Challenge => Pick out every line holding the string "account" and copy it.

Stored data =>
· · · · · · ·
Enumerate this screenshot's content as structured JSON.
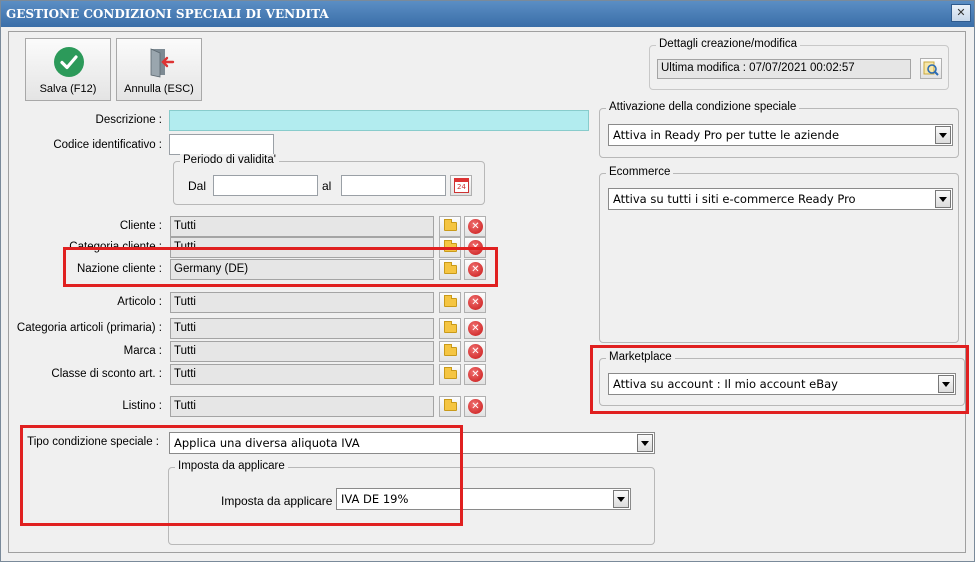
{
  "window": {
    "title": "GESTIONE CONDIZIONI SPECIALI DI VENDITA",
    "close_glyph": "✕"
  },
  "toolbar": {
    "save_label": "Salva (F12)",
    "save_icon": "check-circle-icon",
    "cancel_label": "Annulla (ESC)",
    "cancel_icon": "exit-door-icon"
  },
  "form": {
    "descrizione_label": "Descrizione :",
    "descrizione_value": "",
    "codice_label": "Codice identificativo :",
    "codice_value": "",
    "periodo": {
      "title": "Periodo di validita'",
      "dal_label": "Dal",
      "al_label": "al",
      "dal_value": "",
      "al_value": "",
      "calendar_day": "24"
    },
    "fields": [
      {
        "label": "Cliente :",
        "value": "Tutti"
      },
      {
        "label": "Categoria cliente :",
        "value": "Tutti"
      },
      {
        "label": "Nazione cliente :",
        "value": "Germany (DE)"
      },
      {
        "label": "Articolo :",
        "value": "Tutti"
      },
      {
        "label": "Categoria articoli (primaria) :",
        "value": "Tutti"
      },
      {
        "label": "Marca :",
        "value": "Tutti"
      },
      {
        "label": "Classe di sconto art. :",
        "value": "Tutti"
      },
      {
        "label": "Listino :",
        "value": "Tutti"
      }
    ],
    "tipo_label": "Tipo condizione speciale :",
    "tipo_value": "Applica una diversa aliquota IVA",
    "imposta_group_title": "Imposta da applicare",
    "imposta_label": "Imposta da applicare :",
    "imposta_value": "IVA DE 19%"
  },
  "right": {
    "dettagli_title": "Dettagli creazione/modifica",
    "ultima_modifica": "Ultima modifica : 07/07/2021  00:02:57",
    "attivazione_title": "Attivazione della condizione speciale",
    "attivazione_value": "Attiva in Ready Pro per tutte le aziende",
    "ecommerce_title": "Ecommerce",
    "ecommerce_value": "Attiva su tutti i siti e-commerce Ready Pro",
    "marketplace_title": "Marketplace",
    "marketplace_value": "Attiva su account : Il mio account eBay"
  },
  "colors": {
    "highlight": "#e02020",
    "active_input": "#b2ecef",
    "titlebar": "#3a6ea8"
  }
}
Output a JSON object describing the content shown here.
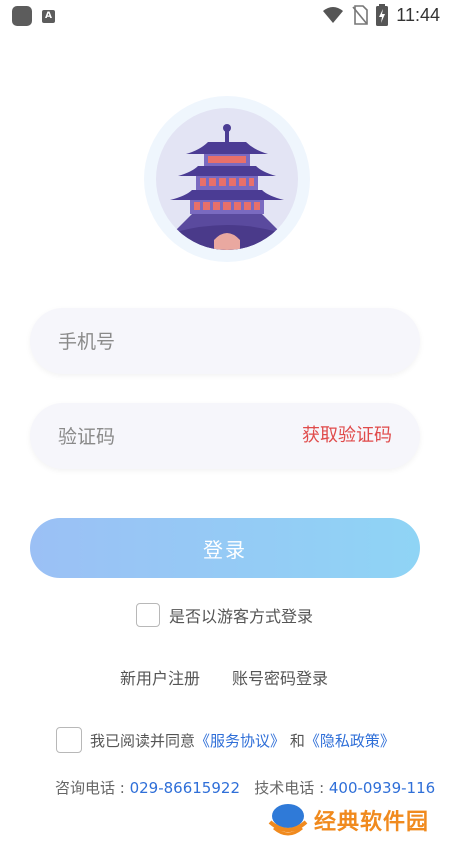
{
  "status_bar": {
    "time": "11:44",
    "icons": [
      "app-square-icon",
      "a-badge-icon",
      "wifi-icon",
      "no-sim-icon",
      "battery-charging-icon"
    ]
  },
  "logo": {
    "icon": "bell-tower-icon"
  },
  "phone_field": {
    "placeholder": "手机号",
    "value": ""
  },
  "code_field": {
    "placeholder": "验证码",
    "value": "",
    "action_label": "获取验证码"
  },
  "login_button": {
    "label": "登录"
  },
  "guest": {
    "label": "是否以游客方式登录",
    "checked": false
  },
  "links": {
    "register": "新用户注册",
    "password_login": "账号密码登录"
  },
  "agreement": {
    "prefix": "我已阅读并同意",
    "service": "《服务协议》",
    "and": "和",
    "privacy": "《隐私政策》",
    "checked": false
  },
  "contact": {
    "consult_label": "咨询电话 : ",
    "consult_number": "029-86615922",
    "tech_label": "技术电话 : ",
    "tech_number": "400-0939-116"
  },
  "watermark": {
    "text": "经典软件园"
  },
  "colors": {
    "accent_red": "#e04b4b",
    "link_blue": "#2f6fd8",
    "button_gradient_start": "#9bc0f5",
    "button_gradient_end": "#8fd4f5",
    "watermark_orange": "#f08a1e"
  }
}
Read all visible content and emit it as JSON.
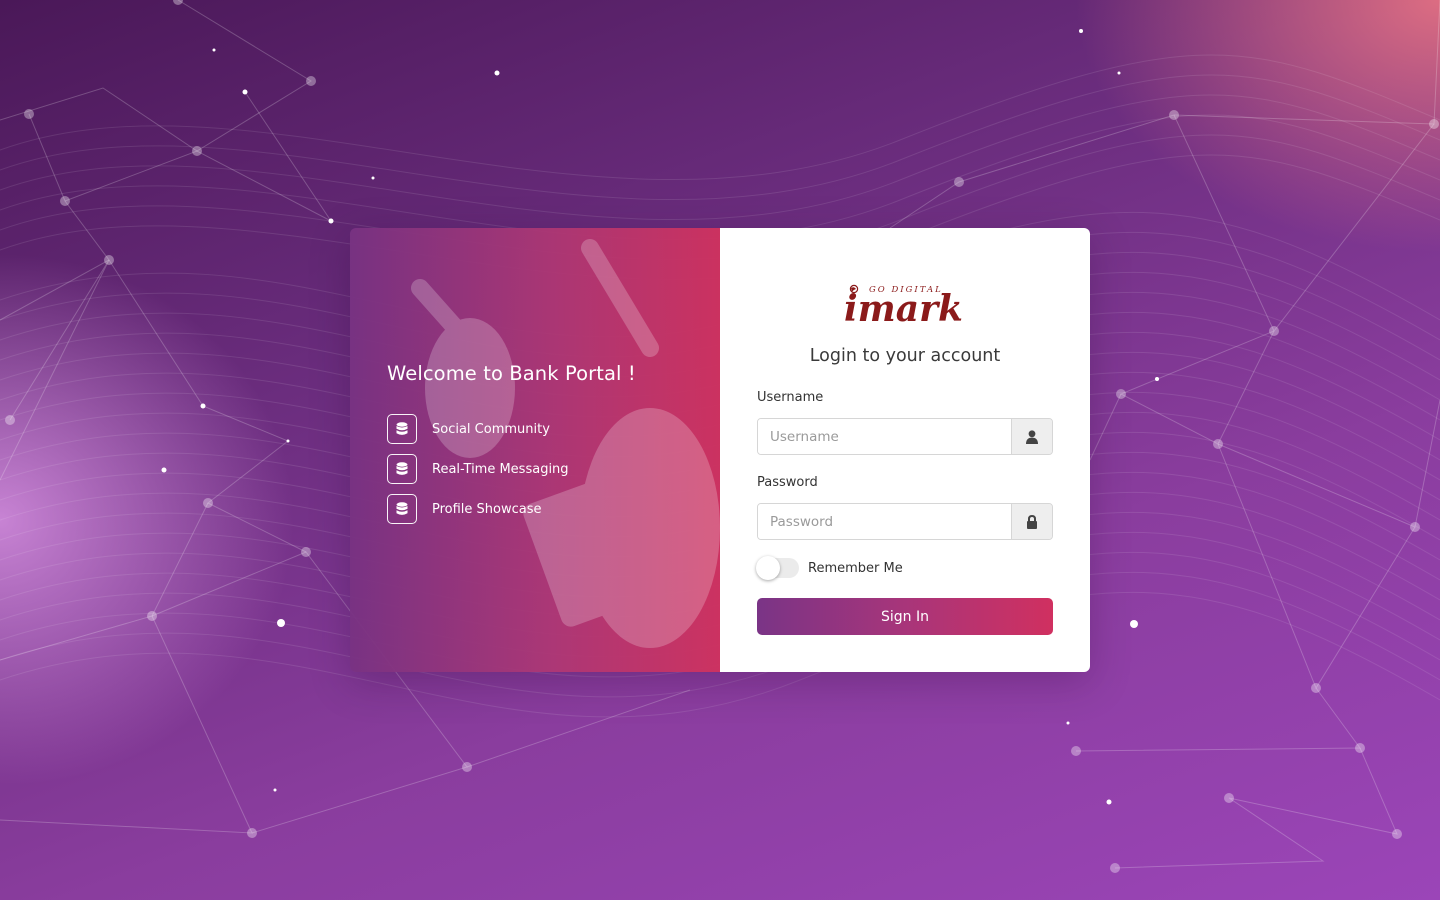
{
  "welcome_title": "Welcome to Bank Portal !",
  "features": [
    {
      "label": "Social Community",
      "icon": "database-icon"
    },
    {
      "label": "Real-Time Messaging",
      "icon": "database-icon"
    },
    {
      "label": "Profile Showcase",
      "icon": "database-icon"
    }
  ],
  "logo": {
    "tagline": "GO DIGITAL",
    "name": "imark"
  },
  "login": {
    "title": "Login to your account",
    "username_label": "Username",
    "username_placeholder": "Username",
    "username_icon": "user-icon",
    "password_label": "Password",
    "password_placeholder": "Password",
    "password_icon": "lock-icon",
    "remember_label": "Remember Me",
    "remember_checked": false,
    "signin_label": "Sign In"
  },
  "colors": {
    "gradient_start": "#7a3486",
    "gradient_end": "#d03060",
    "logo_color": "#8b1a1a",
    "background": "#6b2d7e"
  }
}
· · · · · · ·
Finished task =>
    "marketplace_value": "Attiva su account : Il mio account eBay"
    "title": "Login to your account",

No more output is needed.